• _Job_
Report how many lines hold the word "were"; give nothing but the number.

• _Task inputs_
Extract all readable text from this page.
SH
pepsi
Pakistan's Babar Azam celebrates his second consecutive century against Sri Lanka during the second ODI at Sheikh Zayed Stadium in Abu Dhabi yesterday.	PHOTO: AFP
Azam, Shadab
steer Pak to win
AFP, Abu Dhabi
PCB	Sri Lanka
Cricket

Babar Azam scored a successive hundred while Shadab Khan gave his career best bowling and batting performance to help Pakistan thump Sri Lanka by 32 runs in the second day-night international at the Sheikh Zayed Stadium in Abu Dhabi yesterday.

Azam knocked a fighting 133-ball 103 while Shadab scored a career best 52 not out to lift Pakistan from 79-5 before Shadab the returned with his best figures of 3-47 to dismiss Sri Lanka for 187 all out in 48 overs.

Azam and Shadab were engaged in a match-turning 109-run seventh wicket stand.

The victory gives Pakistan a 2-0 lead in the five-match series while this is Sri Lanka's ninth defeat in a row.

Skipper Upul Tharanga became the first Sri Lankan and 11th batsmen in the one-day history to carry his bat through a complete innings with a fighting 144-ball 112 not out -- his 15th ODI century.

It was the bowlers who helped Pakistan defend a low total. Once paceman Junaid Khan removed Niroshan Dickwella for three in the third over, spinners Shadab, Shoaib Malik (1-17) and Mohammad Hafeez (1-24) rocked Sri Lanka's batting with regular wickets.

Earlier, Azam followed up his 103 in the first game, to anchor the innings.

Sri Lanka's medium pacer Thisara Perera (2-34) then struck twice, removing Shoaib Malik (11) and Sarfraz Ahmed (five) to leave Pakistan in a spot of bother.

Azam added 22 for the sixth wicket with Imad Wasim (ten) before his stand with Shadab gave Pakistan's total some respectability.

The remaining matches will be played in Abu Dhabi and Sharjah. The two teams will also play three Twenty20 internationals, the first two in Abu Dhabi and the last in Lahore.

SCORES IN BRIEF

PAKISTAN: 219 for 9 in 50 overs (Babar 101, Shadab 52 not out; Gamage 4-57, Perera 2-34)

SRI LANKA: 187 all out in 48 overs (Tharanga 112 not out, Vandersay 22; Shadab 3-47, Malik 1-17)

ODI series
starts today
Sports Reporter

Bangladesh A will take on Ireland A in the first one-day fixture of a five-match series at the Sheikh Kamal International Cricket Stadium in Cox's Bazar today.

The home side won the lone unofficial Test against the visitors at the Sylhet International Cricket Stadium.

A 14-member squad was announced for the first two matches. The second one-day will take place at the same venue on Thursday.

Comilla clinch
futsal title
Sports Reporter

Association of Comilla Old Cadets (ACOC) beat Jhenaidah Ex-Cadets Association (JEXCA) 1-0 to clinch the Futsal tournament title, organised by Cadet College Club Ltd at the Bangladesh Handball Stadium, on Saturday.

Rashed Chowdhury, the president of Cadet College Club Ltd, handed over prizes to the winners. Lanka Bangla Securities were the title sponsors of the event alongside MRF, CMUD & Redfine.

---

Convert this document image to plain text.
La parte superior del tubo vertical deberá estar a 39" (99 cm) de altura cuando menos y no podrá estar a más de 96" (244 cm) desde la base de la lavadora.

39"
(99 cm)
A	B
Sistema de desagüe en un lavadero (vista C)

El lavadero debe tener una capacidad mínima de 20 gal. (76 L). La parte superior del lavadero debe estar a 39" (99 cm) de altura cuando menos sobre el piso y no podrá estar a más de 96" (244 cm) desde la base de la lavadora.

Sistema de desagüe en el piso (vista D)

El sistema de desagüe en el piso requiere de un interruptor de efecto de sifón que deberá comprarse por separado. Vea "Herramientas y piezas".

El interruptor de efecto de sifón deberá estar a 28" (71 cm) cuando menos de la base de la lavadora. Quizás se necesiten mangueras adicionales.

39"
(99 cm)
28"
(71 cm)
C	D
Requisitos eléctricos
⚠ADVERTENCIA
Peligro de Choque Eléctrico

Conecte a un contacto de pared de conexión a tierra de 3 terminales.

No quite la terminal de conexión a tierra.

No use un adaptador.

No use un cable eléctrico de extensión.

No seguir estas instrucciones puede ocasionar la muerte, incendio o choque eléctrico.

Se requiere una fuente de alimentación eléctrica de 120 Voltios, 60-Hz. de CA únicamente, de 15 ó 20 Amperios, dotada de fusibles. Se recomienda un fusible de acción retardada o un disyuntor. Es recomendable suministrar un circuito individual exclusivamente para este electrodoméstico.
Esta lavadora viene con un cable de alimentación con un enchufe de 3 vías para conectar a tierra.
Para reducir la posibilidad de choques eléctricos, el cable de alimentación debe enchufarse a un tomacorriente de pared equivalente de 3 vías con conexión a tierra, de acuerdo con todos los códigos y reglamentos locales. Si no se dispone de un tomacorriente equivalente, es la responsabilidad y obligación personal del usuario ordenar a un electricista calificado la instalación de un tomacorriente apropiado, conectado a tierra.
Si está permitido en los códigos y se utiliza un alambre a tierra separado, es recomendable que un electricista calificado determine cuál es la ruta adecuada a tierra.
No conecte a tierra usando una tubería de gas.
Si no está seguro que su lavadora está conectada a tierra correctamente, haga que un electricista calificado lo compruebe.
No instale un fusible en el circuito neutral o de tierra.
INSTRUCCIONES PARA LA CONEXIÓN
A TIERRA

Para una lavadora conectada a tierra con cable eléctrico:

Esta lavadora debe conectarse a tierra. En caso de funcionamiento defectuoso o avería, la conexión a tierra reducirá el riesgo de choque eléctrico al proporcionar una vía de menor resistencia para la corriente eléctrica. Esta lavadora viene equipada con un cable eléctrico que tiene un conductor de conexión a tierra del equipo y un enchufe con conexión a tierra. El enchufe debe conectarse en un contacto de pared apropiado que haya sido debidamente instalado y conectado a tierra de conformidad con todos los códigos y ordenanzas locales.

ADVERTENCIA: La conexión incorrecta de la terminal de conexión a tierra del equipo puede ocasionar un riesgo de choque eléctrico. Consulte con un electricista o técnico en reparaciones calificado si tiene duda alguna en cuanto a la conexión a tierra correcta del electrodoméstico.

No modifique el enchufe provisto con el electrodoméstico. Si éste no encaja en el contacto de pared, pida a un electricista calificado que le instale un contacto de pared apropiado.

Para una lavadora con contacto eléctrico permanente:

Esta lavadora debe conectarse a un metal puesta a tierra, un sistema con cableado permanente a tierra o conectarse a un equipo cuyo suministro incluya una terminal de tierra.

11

• _Reply_
2